■ Information provided
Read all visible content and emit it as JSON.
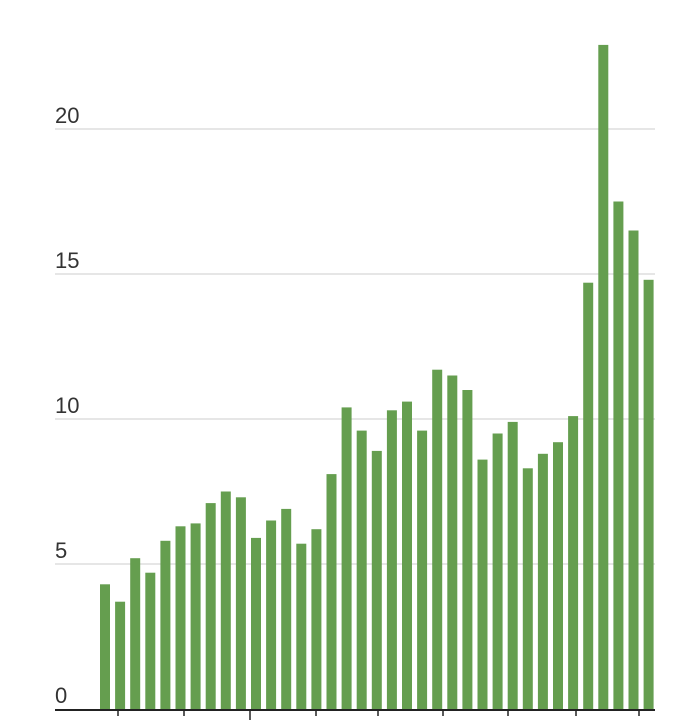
{
  "chart_data": {
    "type": "bar",
    "title": "",
    "xlabel": "",
    "ylabel": "",
    "ylim": [
      0,
      23
    ],
    "yticks": [
      0,
      5,
      10,
      15,
      20
    ],
    "grid": true,
    "bar_color": "#659e4f",
    "values": [
      4.3,
      3.7,
      5.2,
      4.7,
      5.8,
      6.3,
      6.4,
      7.1,
      7.5,
      7.3,
      5.9,
      6.5,
      6.9,
      5.7,
      6.2,
      8.1,
      10.4,
      9.6,
      8.9,
      10.3,
      10.6,
      9.6,
      11.7,
      11.5,
      11.0,
      8.6,
      9.5,
      9.9,
      8.3,
      8.8,
      9.2,
      10.1,
      14.7,
      22.9,
      17.5,
      16.5,
      14.8
    ]
  }
}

■ Problem
Without including any pictures, reproduce the listing exactly.

■ Final result
Read all visible content and emit it as JSON.
{
  "chart_data": {
    "type": "bar",
    "title": "",
    "xlabel": "",
    "ylabel": "",
    "ylim": [
      0,
      23
    ],
    "yticks": [
      0,
      5,
      10,
      15,
      20
    ],
    "grid": true,
    "bar_color": "#659e4f",
    "values": [
      4.3,
      3.7,
      5.2,
      4.7,
      5.8,
      6.3,
      6.4,
      7.1,
      7.5,
      7.3,
      5.9,
      6.5,
      6.9,
      5.7,
      6.2,
      8.1,
      10.4,
      9.6,
      8.9,
      10.3,
      10.6,
      9.6,
      11.7,
      11.5,
      11.0,
      8.6,
      9.5,
      9.9,
      8.3,
      8.8,
      9.2,
      10.1,
      14.7,
      22.9,
      17.5,
      16.5,
      14.8
    ]
  }
}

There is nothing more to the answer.